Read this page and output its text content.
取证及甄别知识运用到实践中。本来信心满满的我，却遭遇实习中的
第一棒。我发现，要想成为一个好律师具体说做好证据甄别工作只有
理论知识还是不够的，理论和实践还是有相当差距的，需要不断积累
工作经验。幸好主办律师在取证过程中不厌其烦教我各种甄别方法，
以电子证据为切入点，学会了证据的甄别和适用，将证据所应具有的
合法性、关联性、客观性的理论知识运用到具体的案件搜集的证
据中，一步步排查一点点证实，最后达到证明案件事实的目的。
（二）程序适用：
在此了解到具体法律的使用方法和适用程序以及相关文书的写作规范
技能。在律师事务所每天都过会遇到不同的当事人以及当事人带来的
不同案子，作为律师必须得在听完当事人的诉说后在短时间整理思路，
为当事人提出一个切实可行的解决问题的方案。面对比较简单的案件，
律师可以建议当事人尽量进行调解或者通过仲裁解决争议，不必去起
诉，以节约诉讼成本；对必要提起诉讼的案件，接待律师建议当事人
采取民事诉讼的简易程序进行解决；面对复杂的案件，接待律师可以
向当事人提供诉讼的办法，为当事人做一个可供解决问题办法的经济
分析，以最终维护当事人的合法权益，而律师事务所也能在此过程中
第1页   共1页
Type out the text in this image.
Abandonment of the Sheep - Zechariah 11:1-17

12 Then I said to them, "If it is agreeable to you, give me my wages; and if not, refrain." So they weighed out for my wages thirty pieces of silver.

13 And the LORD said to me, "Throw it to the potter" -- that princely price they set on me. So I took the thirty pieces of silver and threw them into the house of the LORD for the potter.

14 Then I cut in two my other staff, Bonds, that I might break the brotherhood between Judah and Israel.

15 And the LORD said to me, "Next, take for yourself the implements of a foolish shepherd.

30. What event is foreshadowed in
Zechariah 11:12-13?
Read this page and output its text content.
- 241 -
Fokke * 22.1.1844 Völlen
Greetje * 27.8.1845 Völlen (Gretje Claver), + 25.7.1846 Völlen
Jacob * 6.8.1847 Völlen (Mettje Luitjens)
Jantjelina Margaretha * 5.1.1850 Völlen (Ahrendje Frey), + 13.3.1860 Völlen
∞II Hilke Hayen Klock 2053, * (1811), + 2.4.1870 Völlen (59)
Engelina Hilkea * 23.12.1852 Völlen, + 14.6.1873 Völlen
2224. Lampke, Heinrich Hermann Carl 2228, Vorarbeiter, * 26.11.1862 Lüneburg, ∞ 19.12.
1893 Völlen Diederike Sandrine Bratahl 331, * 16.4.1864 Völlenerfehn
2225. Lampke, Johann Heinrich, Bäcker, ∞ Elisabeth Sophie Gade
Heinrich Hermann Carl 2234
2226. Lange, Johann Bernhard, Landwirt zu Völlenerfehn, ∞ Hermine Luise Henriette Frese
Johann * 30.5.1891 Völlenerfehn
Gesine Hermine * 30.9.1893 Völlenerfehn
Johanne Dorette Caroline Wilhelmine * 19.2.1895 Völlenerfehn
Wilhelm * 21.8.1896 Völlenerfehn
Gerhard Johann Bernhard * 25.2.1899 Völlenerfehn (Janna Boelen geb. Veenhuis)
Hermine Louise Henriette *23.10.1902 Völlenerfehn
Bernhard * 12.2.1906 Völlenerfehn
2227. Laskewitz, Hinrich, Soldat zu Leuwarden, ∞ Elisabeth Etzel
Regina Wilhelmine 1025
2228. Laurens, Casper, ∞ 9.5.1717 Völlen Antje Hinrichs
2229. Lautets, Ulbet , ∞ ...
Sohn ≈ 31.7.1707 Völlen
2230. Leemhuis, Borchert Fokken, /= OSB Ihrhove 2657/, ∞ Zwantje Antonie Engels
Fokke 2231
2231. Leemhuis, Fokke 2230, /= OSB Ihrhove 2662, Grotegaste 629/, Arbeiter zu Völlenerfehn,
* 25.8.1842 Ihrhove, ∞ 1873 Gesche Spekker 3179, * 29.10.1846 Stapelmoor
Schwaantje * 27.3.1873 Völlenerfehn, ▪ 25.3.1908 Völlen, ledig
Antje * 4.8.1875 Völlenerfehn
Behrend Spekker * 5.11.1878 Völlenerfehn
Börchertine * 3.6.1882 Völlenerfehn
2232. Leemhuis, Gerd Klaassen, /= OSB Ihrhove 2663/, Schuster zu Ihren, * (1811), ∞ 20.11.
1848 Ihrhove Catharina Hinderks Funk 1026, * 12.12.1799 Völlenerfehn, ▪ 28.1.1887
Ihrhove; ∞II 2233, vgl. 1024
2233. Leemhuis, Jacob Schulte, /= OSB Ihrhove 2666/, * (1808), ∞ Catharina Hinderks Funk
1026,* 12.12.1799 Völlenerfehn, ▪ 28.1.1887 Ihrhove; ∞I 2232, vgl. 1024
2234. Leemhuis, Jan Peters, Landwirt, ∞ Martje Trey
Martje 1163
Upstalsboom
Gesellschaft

Work to do> Output the full listing exactly as it stands.

Answer for the task>
Read this page and output its text content.
取证及甄别知识运用到实践中。本来信心满满的我，却遭遇实习中的
第一棒。我发现，要想成为一个好律师具体说做好证据甄别工作只有
理论知识还是不够的，理论和实践还是有相当差距的，需要不断积累
工作经验。幸好主办律师在取证过程中不厌其烦教我各种甄别方法，
以电子证据为切入点，学会了证据的甄别和适用，将证据所应具有的
合法性、关联性、客观性的理论知识运用到具体的案件搜集的证
据中，一步步排查一点点证实，最后达到证明案件事实的目的。
（二）程序适用：
在此了解到具体法律的使用方法和适用程序以及相关文书的写作规范
技能。在律师事务所每天都过会遇到不同的当事人以及当事人带来的
不同案子，作为律师必须得在听完当事人的诉说后在短时间整理思路，
为当事人提出一个切实可行的解决问题的方案。面对比较简单的案件，
律师可以建议当事人尽量进行调解或者通过仲裁解决争议，不必去起
诉，以节约诉讼成本；对必要提起诉讼的案件，接待律师建议当事人
采取民事诉讼的简易程序进行解决；面对复杂的案件，接待律师可以
向当事人提供诉讼的办法，为当事人做一个可供解决问题办法的经济
分析，以最终维护当事人的合法权益，而律师事务所也能在此过程中
第1页   共1页
Type out the text in this image.
Abandonment of the Sheep - Zechariah 11:1-17

12 Then I said to them, "If it is agreeable to you, give me my wages; and if not, refrain." So they weighed out for my wages thirty pieces of silver.

13 And the LORD said to me, "Throw it to the potter" -- that princely price they set on me. So I took the thirty pieces of silver and threw them into the house of the LORD for the potter.

14 Then I cut in two my other staff, Bonds, that I might break the brotherhood between Judah and Israel.

15 And the LORD said to me, "Next, take for yourself the implements of a foolish shepherd.

30. What event is foreshadowed in
Zechariah 11:12-13?
Read this page and output its text content.
- 241 -
Fokke * 22.1.1844 Völlen
Greetje * 27.8.1845 Völlen (Gretje Claver), + 25.7.1846 Völlen
Jacob * 6.8.1847 Völlen (Mettje Luitjens)
Jantjelina Margaretha * 5.1.1850 Völlen (Ahrendje Frey), + 13.3.1860 Völlen
∞II Hilke Hayen Klock 2053, * (1811), + 2.4.1870 Völlen (59)
Engelina Hilkea * 23.12.1852 Völlen, + 14.6.1873 Völlen
2224. Lampke, Heinrich Hermann Carl 2228, Vorarbeiter, * 26.11.1862 Lüneburg, ∞ 19.12.
1893 Völlen Diederike Sandrine Bratahl 331, * 16.4.1864 Völlenerfehn
2225. Lampke, Johann Heinrich, Bäcker, ∞ Elisabeth Sophie Gade
Heinrich Hermann Carl 2234
2226. Lange, Johann Bernhard, Landwirt zu Völlenerfehn, ∞ Hermine Luise Henriette Frese
Johann * 30.5.1891 Völlenerfehn
Gesine Hermine * 30.9.1893 Völlenerfehn
Johanne Dorette Caroline Wilhelmine * 19.2.1895 Völlenerfehn
Wilhelm * 21.8.1896 Völlenerfehn
Gerhard Johann Bernhard * 25.2.1899 Völlenerfehn (Janna Boelen geb. Veenhuis)
Hermine Louise Henriette *23.10.1902 Völlenerfehn
Bernhard * 12.2.1906 Völlenerfehn
2227. Laskewitz, Hinrich, Soldat zu Leuwarden, ∞ Elisabeth Etzel
Regina Wilhelmine 1025
2228. Laurens, Casper, ∞ 9.5.1717 Völlen Antje Hinrichs
2229. Lautets, Ulbet , ∞ ...
Sohn ≈ 31.7.1707 Völlen
2230. Leemhuis, Borchert Fokken, /= OSB Ihrhove 2657/, ∞ Zwantje Antonie Engels
Fokke 2231
2231. Leemhuis, Fokke 2230, /= OSB Ihrhove 2662, Grotegaste 629/, Arbeiter zu Völlenerfehn,
* 25.8.1842 Ihrhove, ∞ 1873 Gesche Spekker 3179, * 29.10.1846 Stapelmoor
Schwaantje * 27.3.1873 Völlenerfehn, ▪ 25.3.1908 Völlen, ledig
Antje * 4.8.1875 Völlenerfehn
Behrend Spekker * 5.11.1878 Völlenerfehn
Börchertine * 3.6.1882 Völlenerfehn
2232. Leemhuis, Gerd Klaassen, /= OSB Ihrhove 2663/, Schuster zu Ihren, * (1811), ∞ 20.11.
1848 Ihrhove Catharina Hinderks Funk 1026, * 12.12.1799 Völlenerfehn, ▪ 28.1.1887
Ihrhove; ∞II 2233, vgl. 1024
2233. Leemhuis, Jacob Schulte, /= OSB Ihrhove 2666/, * (1808), ∞ Catharina Hinderks Funk
1026,* 12.12.1799 Völlenerfehn, ▪ 28.1.1887 Ihrhove; ∞I 2232, vgl. 1024
2234. Leemhuis, Jan Peters, Landwirt, ∞ Martje Trey
Martje 1163
Upstalsboom
Gesellschaft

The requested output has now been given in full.